Stored items
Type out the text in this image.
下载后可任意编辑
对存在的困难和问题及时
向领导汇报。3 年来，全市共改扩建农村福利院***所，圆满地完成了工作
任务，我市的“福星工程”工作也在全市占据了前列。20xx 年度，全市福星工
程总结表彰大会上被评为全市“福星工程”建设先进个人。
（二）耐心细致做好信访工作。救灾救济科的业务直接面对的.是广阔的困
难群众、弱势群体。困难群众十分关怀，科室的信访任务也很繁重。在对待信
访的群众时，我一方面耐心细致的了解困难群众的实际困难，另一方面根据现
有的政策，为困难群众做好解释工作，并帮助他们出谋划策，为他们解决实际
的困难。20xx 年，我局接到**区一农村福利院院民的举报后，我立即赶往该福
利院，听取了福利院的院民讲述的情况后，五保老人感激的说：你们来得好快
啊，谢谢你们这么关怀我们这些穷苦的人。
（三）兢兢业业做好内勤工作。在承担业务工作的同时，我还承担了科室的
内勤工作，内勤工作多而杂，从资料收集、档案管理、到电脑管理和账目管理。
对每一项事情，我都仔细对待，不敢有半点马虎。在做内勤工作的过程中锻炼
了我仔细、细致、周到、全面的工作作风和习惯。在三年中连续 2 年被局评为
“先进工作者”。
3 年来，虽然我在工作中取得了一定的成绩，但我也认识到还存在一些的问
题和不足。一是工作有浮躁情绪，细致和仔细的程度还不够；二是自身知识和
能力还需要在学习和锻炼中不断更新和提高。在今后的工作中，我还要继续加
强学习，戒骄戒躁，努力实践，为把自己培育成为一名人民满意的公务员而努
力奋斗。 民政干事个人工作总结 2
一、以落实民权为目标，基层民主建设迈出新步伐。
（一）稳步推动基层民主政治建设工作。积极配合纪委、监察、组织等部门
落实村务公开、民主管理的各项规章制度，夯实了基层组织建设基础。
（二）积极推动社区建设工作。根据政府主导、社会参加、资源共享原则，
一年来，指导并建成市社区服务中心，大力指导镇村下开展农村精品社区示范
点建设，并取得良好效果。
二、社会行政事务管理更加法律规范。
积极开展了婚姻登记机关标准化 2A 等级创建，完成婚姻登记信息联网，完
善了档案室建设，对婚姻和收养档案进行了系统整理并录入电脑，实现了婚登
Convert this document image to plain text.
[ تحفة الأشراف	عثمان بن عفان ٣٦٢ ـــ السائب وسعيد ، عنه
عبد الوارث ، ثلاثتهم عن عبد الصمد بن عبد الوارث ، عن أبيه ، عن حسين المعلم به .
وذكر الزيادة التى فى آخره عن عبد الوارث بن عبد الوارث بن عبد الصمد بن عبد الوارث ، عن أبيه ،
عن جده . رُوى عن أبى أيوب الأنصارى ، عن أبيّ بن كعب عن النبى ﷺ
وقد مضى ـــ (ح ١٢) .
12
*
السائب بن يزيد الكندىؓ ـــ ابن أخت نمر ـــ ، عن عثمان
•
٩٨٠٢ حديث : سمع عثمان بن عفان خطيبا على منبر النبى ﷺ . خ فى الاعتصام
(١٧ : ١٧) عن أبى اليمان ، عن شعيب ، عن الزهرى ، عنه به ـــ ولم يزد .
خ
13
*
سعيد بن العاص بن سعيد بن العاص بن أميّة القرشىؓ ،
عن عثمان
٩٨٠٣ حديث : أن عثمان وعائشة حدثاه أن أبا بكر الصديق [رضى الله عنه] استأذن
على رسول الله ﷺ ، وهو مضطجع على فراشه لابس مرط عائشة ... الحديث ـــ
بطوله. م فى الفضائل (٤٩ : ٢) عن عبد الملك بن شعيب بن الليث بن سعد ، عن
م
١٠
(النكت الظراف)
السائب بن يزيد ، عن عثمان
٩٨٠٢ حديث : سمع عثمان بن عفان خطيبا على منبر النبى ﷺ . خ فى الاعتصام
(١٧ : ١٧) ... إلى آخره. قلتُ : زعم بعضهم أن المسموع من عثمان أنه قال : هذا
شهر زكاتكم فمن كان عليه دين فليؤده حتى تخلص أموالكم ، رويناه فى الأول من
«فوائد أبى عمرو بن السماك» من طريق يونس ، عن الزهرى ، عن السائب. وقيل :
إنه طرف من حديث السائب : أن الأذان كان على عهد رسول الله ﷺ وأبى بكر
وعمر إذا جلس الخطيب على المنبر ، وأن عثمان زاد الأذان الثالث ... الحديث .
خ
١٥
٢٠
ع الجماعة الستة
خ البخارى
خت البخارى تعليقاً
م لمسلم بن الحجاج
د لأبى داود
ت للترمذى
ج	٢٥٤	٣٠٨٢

→ **SET TASK**: Copy each line from the data above that includes "this".

→ **EXERCISE RESULT**:
Type out the text in this image.
Convert this document image to plain text.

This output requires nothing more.